Records about charts and figures:
>> BEGIN

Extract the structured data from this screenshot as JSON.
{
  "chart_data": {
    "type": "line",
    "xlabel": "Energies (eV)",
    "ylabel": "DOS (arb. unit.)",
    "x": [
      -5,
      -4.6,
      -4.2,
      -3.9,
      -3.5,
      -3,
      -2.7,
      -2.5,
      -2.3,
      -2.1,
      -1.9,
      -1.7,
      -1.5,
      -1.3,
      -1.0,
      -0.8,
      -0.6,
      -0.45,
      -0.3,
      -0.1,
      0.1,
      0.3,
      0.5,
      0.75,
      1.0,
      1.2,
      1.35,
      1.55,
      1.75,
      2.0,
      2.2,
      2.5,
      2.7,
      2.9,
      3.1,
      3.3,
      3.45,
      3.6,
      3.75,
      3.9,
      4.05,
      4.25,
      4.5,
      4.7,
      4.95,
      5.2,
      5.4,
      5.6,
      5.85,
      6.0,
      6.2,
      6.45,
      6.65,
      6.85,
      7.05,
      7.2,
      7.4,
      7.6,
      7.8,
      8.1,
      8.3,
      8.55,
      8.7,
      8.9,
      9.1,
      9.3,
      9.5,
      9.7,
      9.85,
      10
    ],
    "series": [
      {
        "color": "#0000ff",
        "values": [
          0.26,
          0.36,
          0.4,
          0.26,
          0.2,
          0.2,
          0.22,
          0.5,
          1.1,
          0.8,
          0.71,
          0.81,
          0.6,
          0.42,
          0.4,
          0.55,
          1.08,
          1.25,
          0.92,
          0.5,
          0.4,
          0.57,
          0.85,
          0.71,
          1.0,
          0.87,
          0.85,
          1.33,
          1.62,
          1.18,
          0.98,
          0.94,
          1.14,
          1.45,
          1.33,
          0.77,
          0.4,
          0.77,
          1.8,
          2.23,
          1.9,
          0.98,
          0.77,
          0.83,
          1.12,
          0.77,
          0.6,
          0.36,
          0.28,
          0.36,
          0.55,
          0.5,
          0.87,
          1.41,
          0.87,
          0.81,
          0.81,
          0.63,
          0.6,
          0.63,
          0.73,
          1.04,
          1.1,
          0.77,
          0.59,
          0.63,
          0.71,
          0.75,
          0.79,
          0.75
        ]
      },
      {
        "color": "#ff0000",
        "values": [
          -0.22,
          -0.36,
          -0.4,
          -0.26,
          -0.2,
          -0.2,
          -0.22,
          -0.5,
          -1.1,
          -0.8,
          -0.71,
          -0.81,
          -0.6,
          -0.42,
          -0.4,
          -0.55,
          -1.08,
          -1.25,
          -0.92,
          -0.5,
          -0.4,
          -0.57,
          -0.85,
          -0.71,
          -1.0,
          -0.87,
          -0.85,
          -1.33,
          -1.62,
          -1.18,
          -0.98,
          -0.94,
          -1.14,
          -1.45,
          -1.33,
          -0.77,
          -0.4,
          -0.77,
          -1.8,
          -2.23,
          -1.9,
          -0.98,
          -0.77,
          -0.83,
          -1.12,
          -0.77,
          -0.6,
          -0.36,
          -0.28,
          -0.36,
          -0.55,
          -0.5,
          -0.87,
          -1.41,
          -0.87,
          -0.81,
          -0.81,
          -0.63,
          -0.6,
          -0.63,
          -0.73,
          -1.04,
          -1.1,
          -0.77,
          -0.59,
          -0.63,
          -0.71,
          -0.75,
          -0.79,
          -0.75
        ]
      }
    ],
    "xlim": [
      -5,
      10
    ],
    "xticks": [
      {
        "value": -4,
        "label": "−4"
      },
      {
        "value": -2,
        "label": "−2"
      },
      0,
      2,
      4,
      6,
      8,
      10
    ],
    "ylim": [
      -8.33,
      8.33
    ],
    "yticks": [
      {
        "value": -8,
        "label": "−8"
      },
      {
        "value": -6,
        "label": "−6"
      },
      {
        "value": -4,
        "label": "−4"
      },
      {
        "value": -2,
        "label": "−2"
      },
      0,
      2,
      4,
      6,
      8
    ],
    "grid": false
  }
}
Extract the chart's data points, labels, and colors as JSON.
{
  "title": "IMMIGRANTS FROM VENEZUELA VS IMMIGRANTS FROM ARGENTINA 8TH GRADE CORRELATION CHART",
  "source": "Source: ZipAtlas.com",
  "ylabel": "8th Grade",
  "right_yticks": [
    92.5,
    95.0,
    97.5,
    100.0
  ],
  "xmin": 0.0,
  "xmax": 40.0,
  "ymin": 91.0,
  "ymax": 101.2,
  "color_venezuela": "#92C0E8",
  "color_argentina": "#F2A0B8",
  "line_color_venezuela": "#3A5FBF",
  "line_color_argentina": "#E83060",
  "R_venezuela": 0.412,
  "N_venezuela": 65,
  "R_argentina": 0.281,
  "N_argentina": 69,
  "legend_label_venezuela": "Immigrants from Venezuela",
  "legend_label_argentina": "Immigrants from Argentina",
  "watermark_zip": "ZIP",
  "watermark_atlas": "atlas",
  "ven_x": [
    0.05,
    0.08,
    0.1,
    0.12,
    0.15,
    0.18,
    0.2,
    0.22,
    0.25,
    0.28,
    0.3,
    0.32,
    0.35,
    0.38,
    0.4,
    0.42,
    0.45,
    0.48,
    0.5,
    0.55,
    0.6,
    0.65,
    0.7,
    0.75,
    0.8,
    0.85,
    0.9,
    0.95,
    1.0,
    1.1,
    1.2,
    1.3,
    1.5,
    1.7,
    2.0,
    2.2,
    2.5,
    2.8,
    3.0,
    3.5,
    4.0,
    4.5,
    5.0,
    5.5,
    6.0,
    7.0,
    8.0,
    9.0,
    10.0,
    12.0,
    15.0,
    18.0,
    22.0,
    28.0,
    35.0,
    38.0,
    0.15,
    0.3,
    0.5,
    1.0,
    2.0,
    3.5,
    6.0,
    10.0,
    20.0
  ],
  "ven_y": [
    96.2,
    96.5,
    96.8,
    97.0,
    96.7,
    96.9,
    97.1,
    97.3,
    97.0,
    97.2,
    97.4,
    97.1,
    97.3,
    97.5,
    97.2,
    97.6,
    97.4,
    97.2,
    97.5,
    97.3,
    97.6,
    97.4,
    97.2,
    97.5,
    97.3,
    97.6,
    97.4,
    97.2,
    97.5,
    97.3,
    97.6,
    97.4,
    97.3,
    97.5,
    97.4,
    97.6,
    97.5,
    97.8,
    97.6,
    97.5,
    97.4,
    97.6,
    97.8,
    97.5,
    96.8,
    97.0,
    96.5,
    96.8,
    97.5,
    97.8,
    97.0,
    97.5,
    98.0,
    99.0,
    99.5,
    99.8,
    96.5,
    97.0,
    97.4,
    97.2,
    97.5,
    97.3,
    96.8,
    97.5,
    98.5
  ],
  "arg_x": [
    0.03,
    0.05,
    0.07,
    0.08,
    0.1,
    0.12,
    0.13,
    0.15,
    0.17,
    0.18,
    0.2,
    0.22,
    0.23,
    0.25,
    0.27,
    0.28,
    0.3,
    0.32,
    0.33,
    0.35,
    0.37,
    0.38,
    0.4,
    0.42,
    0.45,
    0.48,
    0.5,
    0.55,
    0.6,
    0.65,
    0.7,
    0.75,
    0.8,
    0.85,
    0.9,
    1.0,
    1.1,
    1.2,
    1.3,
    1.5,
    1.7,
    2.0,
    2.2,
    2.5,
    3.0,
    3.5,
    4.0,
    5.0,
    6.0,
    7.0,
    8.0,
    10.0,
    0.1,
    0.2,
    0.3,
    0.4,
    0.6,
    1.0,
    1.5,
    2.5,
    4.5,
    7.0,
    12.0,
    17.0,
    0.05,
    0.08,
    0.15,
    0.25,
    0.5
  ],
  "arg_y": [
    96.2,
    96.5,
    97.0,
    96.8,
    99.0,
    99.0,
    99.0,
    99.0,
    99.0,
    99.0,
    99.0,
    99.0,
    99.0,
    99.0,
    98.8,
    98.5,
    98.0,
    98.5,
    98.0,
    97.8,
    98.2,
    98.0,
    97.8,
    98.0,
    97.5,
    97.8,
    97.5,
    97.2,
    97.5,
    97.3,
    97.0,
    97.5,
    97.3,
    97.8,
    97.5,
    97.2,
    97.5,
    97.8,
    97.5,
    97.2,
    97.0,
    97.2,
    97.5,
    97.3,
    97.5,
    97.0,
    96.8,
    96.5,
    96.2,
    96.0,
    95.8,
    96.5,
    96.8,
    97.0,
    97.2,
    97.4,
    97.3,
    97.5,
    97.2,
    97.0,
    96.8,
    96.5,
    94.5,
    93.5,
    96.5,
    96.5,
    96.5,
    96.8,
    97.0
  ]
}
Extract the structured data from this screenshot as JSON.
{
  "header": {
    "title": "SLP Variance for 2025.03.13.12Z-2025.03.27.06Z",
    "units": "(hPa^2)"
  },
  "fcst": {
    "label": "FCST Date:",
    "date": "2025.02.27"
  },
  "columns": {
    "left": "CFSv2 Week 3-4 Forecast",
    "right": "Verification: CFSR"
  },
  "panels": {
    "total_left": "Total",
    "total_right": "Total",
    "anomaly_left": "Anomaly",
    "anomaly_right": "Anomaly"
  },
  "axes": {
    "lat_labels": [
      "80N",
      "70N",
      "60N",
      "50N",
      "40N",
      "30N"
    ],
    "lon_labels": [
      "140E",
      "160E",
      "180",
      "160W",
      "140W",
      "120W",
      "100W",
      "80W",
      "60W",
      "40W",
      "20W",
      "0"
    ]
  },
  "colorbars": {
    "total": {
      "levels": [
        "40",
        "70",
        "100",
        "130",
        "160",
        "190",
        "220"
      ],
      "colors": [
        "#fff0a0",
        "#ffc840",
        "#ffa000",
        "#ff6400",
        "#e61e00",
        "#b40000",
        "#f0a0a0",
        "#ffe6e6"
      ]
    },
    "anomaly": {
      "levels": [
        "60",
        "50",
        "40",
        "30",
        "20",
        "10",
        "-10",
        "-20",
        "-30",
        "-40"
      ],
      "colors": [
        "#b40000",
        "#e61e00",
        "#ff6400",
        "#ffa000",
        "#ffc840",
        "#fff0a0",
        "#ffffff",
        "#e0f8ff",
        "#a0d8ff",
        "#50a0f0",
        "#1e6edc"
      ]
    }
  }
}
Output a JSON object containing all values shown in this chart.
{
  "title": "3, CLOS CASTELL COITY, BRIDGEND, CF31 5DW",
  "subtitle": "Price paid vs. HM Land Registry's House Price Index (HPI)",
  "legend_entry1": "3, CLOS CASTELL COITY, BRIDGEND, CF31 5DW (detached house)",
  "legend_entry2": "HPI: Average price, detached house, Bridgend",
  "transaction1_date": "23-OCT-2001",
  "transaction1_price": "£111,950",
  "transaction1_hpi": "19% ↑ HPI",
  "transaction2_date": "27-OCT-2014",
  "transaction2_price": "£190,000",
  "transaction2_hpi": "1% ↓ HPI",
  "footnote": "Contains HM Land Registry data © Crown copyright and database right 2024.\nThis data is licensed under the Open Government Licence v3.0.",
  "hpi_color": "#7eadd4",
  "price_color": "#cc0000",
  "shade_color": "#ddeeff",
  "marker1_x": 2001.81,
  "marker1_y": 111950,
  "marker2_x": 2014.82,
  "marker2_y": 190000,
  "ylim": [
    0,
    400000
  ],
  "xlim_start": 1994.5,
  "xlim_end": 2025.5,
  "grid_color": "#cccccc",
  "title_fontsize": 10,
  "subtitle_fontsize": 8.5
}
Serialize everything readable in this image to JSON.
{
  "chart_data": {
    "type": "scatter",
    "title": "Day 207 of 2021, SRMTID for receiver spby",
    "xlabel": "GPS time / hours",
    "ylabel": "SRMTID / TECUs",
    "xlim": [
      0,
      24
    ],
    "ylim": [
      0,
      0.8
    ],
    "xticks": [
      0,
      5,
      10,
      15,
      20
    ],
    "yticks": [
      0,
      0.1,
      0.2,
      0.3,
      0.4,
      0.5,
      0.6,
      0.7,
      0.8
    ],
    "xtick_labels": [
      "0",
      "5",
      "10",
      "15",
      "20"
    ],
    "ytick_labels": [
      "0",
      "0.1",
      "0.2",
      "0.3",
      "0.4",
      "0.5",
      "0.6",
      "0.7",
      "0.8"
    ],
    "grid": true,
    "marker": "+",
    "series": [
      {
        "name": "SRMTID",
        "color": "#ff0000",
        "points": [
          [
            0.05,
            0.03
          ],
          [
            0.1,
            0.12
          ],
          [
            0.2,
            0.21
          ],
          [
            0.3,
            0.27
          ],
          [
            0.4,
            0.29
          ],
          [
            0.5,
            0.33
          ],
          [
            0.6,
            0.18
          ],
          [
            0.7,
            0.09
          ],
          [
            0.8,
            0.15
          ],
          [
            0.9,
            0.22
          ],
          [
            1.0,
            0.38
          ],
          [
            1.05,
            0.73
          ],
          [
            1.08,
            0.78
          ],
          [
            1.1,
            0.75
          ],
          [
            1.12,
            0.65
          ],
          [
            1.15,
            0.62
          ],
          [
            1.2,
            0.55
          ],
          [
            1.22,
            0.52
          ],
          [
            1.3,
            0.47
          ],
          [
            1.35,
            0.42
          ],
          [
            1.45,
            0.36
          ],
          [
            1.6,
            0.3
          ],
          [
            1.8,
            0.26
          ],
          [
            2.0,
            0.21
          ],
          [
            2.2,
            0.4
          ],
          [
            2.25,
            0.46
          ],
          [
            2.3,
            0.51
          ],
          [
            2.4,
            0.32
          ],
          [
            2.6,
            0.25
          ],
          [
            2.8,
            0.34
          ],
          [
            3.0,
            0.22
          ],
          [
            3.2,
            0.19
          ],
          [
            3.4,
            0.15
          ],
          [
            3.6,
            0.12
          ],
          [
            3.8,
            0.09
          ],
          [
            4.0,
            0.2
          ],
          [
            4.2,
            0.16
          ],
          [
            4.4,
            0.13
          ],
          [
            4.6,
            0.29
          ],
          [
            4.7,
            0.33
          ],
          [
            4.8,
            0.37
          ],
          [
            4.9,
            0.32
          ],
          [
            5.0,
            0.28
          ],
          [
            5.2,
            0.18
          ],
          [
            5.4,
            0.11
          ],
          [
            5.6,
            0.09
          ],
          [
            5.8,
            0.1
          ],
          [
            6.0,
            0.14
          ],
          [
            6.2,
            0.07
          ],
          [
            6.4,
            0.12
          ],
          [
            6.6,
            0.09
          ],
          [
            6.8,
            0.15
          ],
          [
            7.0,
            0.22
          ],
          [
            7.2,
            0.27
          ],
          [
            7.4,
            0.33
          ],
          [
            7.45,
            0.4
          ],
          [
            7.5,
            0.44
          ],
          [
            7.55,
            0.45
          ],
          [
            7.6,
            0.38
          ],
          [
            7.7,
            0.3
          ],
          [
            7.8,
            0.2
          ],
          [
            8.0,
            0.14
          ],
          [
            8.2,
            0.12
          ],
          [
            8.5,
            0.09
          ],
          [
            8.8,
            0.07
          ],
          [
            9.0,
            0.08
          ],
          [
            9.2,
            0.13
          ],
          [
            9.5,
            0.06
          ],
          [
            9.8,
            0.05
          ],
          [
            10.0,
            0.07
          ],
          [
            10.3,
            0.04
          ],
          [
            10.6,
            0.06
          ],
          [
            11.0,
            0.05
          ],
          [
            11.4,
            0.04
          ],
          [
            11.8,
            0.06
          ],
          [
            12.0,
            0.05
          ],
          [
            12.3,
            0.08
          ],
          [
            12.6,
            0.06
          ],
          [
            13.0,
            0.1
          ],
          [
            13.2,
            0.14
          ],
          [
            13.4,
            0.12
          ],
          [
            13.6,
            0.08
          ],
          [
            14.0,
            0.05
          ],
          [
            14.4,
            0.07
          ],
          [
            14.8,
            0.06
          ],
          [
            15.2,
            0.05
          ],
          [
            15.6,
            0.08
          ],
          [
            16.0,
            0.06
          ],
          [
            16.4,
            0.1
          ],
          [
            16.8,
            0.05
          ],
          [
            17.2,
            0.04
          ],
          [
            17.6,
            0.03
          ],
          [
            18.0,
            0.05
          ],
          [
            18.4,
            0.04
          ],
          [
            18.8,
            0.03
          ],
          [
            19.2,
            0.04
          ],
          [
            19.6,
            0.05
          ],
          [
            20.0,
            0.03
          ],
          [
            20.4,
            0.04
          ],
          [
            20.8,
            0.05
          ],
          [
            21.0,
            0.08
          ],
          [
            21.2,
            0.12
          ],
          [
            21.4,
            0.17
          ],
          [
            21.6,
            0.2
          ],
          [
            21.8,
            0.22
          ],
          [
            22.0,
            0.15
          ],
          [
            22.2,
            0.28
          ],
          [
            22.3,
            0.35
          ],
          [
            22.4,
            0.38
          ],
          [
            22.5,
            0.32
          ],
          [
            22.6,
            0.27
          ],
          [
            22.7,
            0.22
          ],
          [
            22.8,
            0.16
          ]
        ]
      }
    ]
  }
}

>> END

#### WORK TO DO:
State the count of lines holding the string "xlabel" in the listing above, and nothing else.

#### ANSWER TO THE PROBLEM:
2